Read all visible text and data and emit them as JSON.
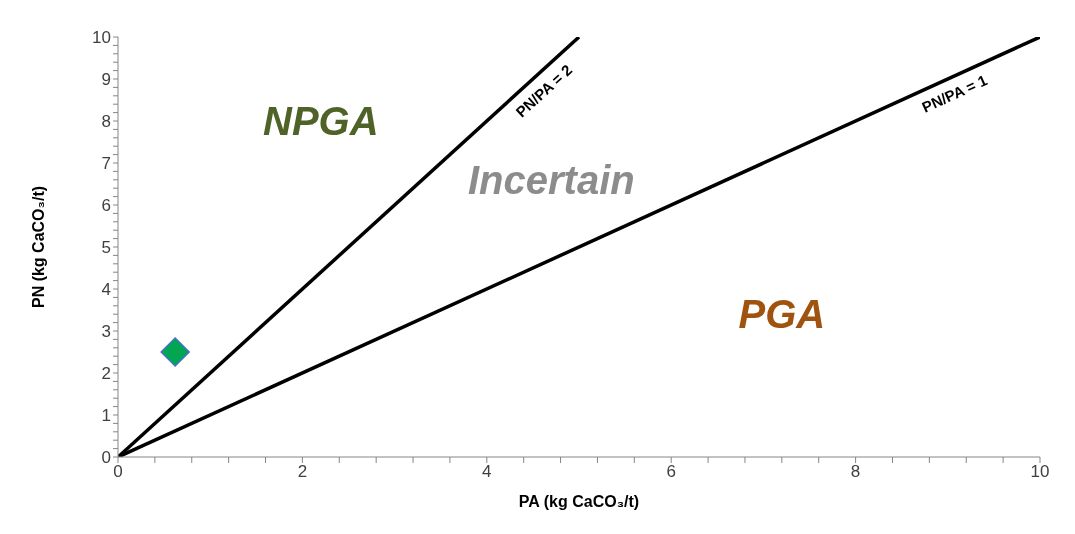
{
  "chart_data": {
    "type": "scatter",
    "xlabel": "PA (kg CaCO₃/t)",
    "ylabel": "PN (kg CaCO₃/t)",
    "xlim": [
      0,
      10
    ],
    "ylim": [
      0,
      10
    ],
    "xticks": [
      0,
      {
        "value": 0.4,
        "label": null
      },
      {
        "value": 0.8,
        "label": null
      },
      {
        "value": 1.2,
        "label": null
      },
      {
        "value": 1.6,
        "label": null
      },
      2,
      {
        "value": 2.4,
        "label": null
      },
      {
        "value": 2.8,
        "label": null
      },
      {
        "value": 3.2,
        "label": null
      },
      {
        "value": 3.6,
        "label": null
      },
      4,
      {
        "value": 4.4,
        "label": null
      },
      {
        "value": 4.8,
        "label": null
      },
      {
        "value": 5.2,
        "label": null
      },
      {
        "value": 5.6,
        "label": null
      },
      6,
      {
        "value": 6.4,
        "label": null
      },
      {
        "value": 6.8,
        "label": null
      },
      {
        "value": 7.2,
        "label": null
      },
      {
        "value": 7.6,
        "label": null
      },
      8,
      {
        "value": 8.4,
        "label": null
      },
      {
        "value": 8.8,
        "label": null
      },
      {
        "value": 9.2,
        "label": null
      },
      {
        "value": 9.6,
        "label": null
      },
      10
    ],
    "yticks": [
      0,
      {
        "value": 0.2,
        "label": null
      },
      {
        "value": 0.4,
        "label": null
      },
      {
        "value": 0.6,
        "label": null
      },
      {
        "value": 0.8,
        "label": null
      },
      1,
      {
        "value": 1.2,
        "label": null
      },
      {
        "value": 1.4,
        "label": null
      },
      {
        "value": 1.6,
        "label": null
      },
      {
        "value": 1.8,
        "label": null
      },
      2,
      {
        "value": 2.2,
        "label": null
      },
      {
        "value": 2.4,
        "label": null
      },
      {
        "value": 2.6,
        "label": null
      },
      {
        "value": 2.8,
        "label": null
      },
      3,
      {
        "value": 3.2,
        "label": null
      },
      {
        "value": 3.4,
        "label": null
      },
      {
        "value": 3.6,
        "label": null
      },
      {
        "value": 3.8,
        "label": null
      },
      4,
      {
        "value": 4.2,
        "label": null
      },
      {
        "value": 4.4,
        "label": null
      },
      {
        "value": 4.6,
        "label": null
      },
      {
        "value": 4.8,
        "label": null
      },
      5,
      {
        "value": 5.2,
        "label": null
      },
      {
        "value": 5.4,
        "label": null
      },
      {
        "value": 5.6,
        "label": null
      },
      {
        "value": 5.8,
        "label": null
      },
      6,
      {
        "value": 6.2,
        "label": null
      },
      {
        "value": 6.4,
        "label": null
      },
      {
        "value": 6.6,
        "label": null
      },
      {
        "value": 6.8,
        "label": null
      },
      7,
      {
        "value": 7.2,
        "label": null
      },
      {
        "value": 7.4,
        "label": null
      },
      {
        "value": 7.6,
        "label": null
      },
      {
        "value": 7.8,
        "label": null
      },
      8,
      {
        "value": 8.2,
        "label": null
      },
      {
        "value": 8.4,
        "label": null
      },
      {
        "value": 8.6,
        "label": null
      },
      {
        "value": 8.8,
        "label": null
      },
      9,
      {
        "value": 9.2,
        "label": null
      },
      {
        "value": 9.4,
        "label": null
      },
      {
        "value": 9.6,
        "label": null
      },
      {
        "value": 9.8,
        "label": null
      },
      10
    ],
    "series": [
      {
        "type": "line",
        "color": "#000000",
        "x": [
          0,
          5
        ],
        "values": [
          0,
          10
        ],
        "marker": "none",
        "line_style": "solid"
      },
      {
        "type": "line",
        "color": "#000000",
        "x": [
          0,
          10
        ],
        "values": [
          0,
          10
        ],
        "marker": "none",
        "line_style": "solid"
      },
      {
        "color": "#00a651",
        "x": [
          0.62
        ],
        "values": [
          2.5
        ],
        "marker": "diamond"
      }
    ],
    "annotations": [
      {
        "text": "PN/PA = 2",
        "x": 4.5,
        "y": 9
      },
      {
        "text": "PN/PA = 1",
        "x": 9,
        "y": 9
      },
      "NPGA",
      "Incertain",
      "PGA"
    ]
  }
}
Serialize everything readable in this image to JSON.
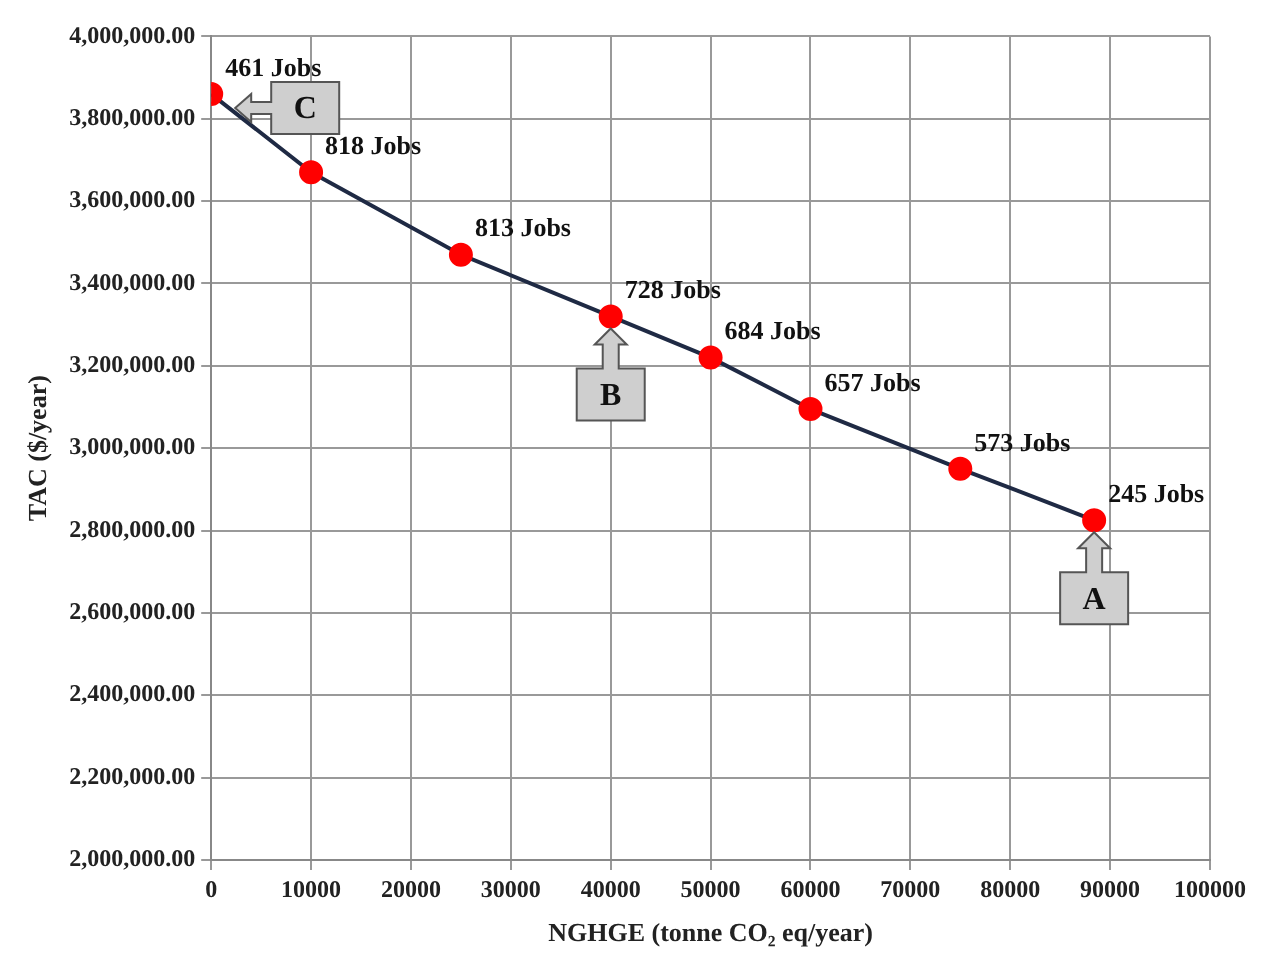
{
  "chart_data": {
    "type": "line",
    "xlabel": "NGHGE (tonne CO₂ eq/year)",
    "ylabel": "TAC ($/year)",
    "series": [
      {
        "color": "#1f2a44",
        "x": [
          0,
          10000,
          25000,
          40000,
          50000,
          60000,
          75000,
          88400
        ],
        "values": [
          3860000,
          3670000,
          3470000,
          3320000,
          3220000,
          3095000,
          2950000,
          2825000
        ]
      }
    ],
    "marker": "circle",
    "line_style": "solid",
    "grid": true,
    "legend": false,
    "xlim": [
      0,
      100000
    ],
    "xticks": [
      0,
      10000,
      20000,
      30000,
      40000,
      50000,
      60000,
      70000,
      80000,
      90000,
      100000
    ],
    "ylim": [
      2000000,
      4000000
    ],
    "yticks": [
      {
        "value": 2000000,
        "label": "2,000,000.00"
      },
      {
        "value": 2200000,
        "label": "2,200,000.00"
      },
      {
        "value": 2400000,
        "label": "2,400,000.00"
      },
      {
        "value": 2600000,
        "label": "2,600,000.00"
      },
      {
        "value": 2800000,
        "label": "2,800,000.00"
      },
      {
        "value": 3000000,
        "label": "3,000,000.00"
      },
      {
        "value": 3200000,
        "label": "3,200,000.00"
      },
      {
        "value": 3400000,
        "label": "3,400,000.00"
      },
      {
        "value": 3600000,
        "label": "3,600,000.00"
      },
      {
        "value": 3800000,
        "label": "3,800,000.00"
      },
      {
        "value": 4000000,
        "label": "4,000,000.00"
      }
    ],
    "annotations": [
      {
        "text": "461 Jobs",
        "x": 0,
        "y": 3860000
      },
      {
        "text": "818 Jobs",
        "x": 10000,
        "y": 3670000
      },
      {
        "text": "813 Jobs",
        "x": 25000,
        "y": 3470000
      },
      {
        "text": "728 Jobs",
        "x": 40000,
        "y": 3320000
      },
      {
        "text": "684 Jobs",
        "x": 50000,
        "y": 3220000
      },
      {
        "text": "657 Jobs",
        "x": 60000,
        "y": 3095000
      },
      {
        "text": "573 Jobs",
        "x": 75000,
        "y": 2950000
      },
      {
        "text": "245 Jobs",
        "x": 88400,
        "y": 2825000
      },
      {
        "text": "A",
        "x": 88400,
        "y": 2825000
      },
      {
        "text": "B",
        "x": 40000,
        "y": 3320000
      },
      {
        "text": "C",
        "x": 0,
        "y": 3860000
      }
    ]
  }
}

---+---

Copy the material exactly. Do not include the pictures.

Read all visible text and data and emit them as JSON.
{
  "chart_data": {
    "type": "scatter",
    "xlabel": "PA (kg CaCO₃/t)",
    "ylabel": "PN (kg CaCO₃/t)",
    "xlim": [
      0,
      10
    ],
    "ylim": [
      0,
      10
    ],
    "xticks": [
      0,
      {
        "value": 0.4,
        "label": null
      },
      {
        "value": 0.8,
        "label": null
      },
      {
        "value": 1.2,
        "label": null
      },
      {
        "value": 1.6,
        "label": null
      },
      2,
      {
        "value": 2.4,
        "label": null
      },
      {
        "value": 2.8,
        "label": null
      },
      {
        "value": 3.2,
        "label": null
      },
      {
        "value": 3.6,
        "label": null
      },
      4,
      {
        "value": 4.4,
        "label": null
      },
      {
        "value": 4.8,
        "label": null
      },
      {
        "value": 5.2,
        "label": null
      },
      {
        "value": 5.6,
        "label": null
      },
      6,
      {
        "value": 6.4,
        "label": null
      },
      {
        "value": 6.8,
        "label": null
      },
      {
        "value": 7.2,
        "label": null
      },
      {
        "value": 7.6,
        "label": null
      },
      8,
      {
        "value": 8.4,
        "label": null
      },
      {
        "value": 8.8,
        "label": null
      },
      {
        "value": 9.2,
        "label": null
      },
      {
        "value": 9.6,
        "label": null
      },
      10
    ],
    "yticks": [
      0,
      {
        "value": 0.2,
        "label": null
      },
      {
        "value": 0.4,
        "label": null
      },
      {
        "value": 0.6,
        "label": null
      },
      {
        "value": 0.8,
        "label": null
      },
      1,
      {
        "value": 1.2,
        "label": null
      },
      {
        "value": 1.4,
        "label": null
      },
      {
        "value": 1.6,
        "label": null
      },
      {
        "value": 1.8,
        "label": null
      },
      2,
      {
        "value": 2.2,
        "label": null
      },
      {
        "value": 2.4,
        "label": null
      },
      {
        "value": 2.6,
        "label": null
      },
      {
        "value": 2.8,
        "label": null
      },
      3,
      {
        "value": 3.2,
        "label": null
      },
      {
        "value": 3.4,
        "label": null
      },
      {
        "value": 3.6,
        "label": null
      },
      {
        "value": 3.8,
        "label": null
      },
      4,
      {
        "value": 4.2,
        "label": null
      },
      {
        "value": 4.4,
        "label": null
      },
      {
        "value": 4.6,
        "label": null
      },
      {
        "value": 4.8,
        "label": null
      },
      5,
      {
        "value": 5.2,
        "label": null
      },
      {
        "value": 5.4,
        "label": null
      },
      {
        "value": 5.6,
        "label": null
      },
      {
        "value": 5.8,
        "label": null
      },
      6,
      {
        "value": 6.2,
        "label": null
      },
      {
        "value": 6.4,
        "label": null
      },
      {
        "value": 6.6,
        "label": null
      },
      {
        "value": 6.8,
        "label": null
      },
      7,
      {
        "value": 7.2,
        "label": null
      },
      {
        "value": 7.4,
        "label": null
      },
      {
        "value": 7.6,
        "label": null
      },
      {
        "value": 7.8,
        "label": null
      },
      8,
      {
        "value": 8.2,
        "label": null
      },
      {
        "value": 8.4,
        "label": null
      },
      {
        "value": 8.6,
        "label": null
      },
      {
        "value": 8.8,
        "label": null
      },
      9,
      {
        "value": 9.2,
        "label": null
      },
      {
        "value": 9.4,
        "label": null
      },
      {
        "value": 9.6,
        "label": null
      },
      {
        "value": 9.8,
        "label": null
      },
      10
    ],
    "series": [
      {
        "type": "line",
        "color": "#000000",
        "x": [
          0,
          5
        ],
        "values": [
          0,
          10
        ],
        "marker": "none",
        "line_style": "solid"
      },
      {
        "type": "line",
        "color": "#000000",
        "x": [
          0,
          10
        ],
        "values": [
          0,
          10
        ],
        "marker": "none",
        "line_style": "solid"
      },
      {
        "color": "#00a651",
        "x": [
          0.62
        ],
        "values": [
          2.5
        ],
        "marker": "diamond"
      }
    ],
    "annotations": [
      {
        "text": "PN/PA = 2",
        "x": 4.5,
        "y": 9
      },
      {
        "text": "PN/PA = 1",
        "x": 9,
        "y": 9
      },
      "NPGA",
      "Incertain",
      "PGA"
    ]
  }
}
Serialize everything readable in this image to JSON.
{
  "chart_data": {
    "type": "line",
    "xlabel": "NGHGE (tonne CO₂ eq/year)",
    "ylabel": "TAC ($/year)",
    "series": [
      {
        "color": "#1f2a44",
        "x": [
          0,
          10000,
          25000,
          40000,
          50000,
          60000,
          75000,
          88400
        ],
        "values": [
          3860000,
          3670000,
          3470000,
          3320000,
          3220000,
          3095000,
          2950000,
          2825000
        ]
      }
    ],
    "marker": "circle",
    "line_style": "solid",
    "grid": true,
    "legend": false,
    "xlim": [
      0,
      100000
    ],
    "xticks": [
      0,
      10000,
      20000,
      30000,
      40000,
      50000,
      60000,
      70000,
      80000,
      90000,
      100000
    ],
    "ylim": [
      2000000,
      4000000
    ],
    "yticks": [
      {
        "value": 2000000,
        "label": "2,000,000.00"
      },
      {
        "value": 2200000,
        "label": "2,200,000.00"
      },
      {
        "value": 2400000,
        "label": "2,400,000.00"
      },
      {
        "value": 2600000,
        "label": "2,600,000.00"
      },
      {
        "value": 2800000,
        "label": "2,800,000.00"
      },
      {
        "value": 3000000,
        "label": "3,000,000.00"
      },
      {
        "value": 3200000,
        "label": "3,200,000.00"
      },
      {
        "value": 3400000,
        "label": "3,400,000.00"
      },
      {
        "value": 3600000,
        "label": "3,600,000.00"
      },
      {
        "value": 3800000,
        "label": "3,800,000.00"
      },
      {
        "value": 4000000,
        "label": "4,000,000.00"
      }
    ],
    "annotations": [
      {
        "text": "461 Jobs",
        "x": 0,
        "y": 3860000
      },
      {
        "text": "818 Jobs",
        "x": 10000,
        "y": 3670000
      },
      {
        "text": "813 Jobs",
        "x": 25000,
        "y": 3470000
      },
      {
        "text": "728 Jobs",
        "x": 40000,
        "y": 3320000
      },
      {
        "text": "684 Jobs",
        "x": 50000,
        "y": 3220000
      },
      {
        "text": "657 Jobs",
        "x": 60000,
        "y": 3095000
      },
      {
        "text": "573 Jobs",
        "x": 75000,
        "y": 2950000
      },
      {
        "text": "245 Jobs",
        "x": 88400,
        "y": 2825000
      },
      {
        "text": "A",
        "x": 88400,
        "y": 2825000
      },
      {
        "text": "B",
        "x": 40000,
        "y": 3320000
      },
      {
        "text": "C",
        "x": 0,
        "y": 3860000
      }
    ]
  }
}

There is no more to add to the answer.